— Begin —

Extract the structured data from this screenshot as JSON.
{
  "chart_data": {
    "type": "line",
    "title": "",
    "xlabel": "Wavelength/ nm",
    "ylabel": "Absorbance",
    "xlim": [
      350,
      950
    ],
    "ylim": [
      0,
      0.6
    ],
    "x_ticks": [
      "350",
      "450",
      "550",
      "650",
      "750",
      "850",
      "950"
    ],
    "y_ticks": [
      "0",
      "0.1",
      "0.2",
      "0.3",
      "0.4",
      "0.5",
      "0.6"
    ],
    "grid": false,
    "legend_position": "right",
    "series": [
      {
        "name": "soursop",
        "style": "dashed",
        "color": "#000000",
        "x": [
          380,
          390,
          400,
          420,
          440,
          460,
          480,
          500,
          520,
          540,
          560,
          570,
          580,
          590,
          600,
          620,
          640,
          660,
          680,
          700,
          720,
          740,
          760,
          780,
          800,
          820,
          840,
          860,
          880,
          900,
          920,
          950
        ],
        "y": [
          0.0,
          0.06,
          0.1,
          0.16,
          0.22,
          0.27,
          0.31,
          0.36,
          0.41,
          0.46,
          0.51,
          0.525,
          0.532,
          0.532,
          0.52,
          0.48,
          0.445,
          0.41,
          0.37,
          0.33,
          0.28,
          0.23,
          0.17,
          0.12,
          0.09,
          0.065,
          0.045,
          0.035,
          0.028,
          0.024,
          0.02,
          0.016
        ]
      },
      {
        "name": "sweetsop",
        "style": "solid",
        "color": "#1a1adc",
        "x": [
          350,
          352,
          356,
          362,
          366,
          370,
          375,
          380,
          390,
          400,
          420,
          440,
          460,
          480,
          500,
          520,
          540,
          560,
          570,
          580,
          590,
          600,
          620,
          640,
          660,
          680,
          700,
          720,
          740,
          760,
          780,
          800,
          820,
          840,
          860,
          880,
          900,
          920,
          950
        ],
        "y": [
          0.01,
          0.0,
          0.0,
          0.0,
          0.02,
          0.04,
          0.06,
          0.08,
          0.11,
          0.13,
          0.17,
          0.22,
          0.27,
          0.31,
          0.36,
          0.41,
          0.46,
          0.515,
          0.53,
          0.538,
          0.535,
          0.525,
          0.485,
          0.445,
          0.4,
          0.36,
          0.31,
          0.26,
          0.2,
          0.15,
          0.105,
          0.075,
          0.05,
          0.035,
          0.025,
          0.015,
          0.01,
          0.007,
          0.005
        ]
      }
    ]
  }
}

— End —
— Begin —

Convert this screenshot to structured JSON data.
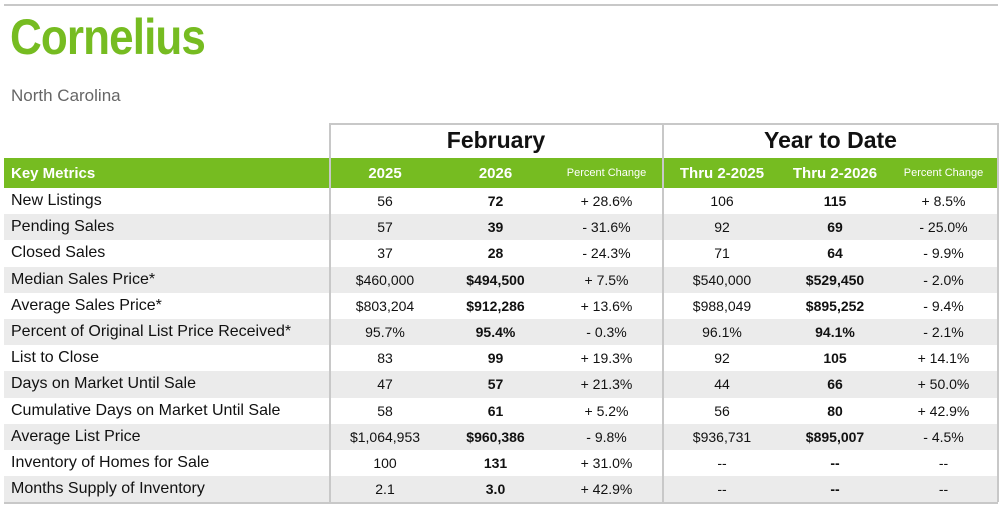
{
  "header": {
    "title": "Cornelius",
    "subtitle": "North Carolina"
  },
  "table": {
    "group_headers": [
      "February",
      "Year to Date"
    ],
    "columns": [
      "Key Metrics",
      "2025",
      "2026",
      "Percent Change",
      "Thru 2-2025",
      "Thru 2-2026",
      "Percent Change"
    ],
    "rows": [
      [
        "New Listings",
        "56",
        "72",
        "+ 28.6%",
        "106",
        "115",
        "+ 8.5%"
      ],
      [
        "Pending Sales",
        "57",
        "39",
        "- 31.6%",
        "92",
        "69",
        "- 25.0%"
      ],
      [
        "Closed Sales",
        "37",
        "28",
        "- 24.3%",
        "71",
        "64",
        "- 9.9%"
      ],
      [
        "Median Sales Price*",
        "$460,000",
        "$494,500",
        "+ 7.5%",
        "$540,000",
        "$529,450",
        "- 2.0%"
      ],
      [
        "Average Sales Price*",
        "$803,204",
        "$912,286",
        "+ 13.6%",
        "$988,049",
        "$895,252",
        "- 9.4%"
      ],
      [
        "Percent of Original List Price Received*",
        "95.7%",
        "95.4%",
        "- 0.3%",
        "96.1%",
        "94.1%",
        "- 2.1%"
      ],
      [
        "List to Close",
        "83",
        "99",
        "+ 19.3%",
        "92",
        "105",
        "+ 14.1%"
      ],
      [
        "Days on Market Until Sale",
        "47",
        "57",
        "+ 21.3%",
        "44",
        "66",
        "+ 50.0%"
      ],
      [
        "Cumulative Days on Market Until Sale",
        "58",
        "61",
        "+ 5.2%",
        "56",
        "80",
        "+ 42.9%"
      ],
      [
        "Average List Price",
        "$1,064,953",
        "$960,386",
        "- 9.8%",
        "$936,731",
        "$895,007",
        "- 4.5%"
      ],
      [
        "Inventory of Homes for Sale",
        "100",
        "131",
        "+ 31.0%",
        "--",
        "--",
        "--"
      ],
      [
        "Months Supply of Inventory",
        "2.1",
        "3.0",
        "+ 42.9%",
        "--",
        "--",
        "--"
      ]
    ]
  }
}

— End —

▶ [Work required] Report how many lines in the records hold the word "Average", giving the number and nothing else.

▶ [Exercise answer] 2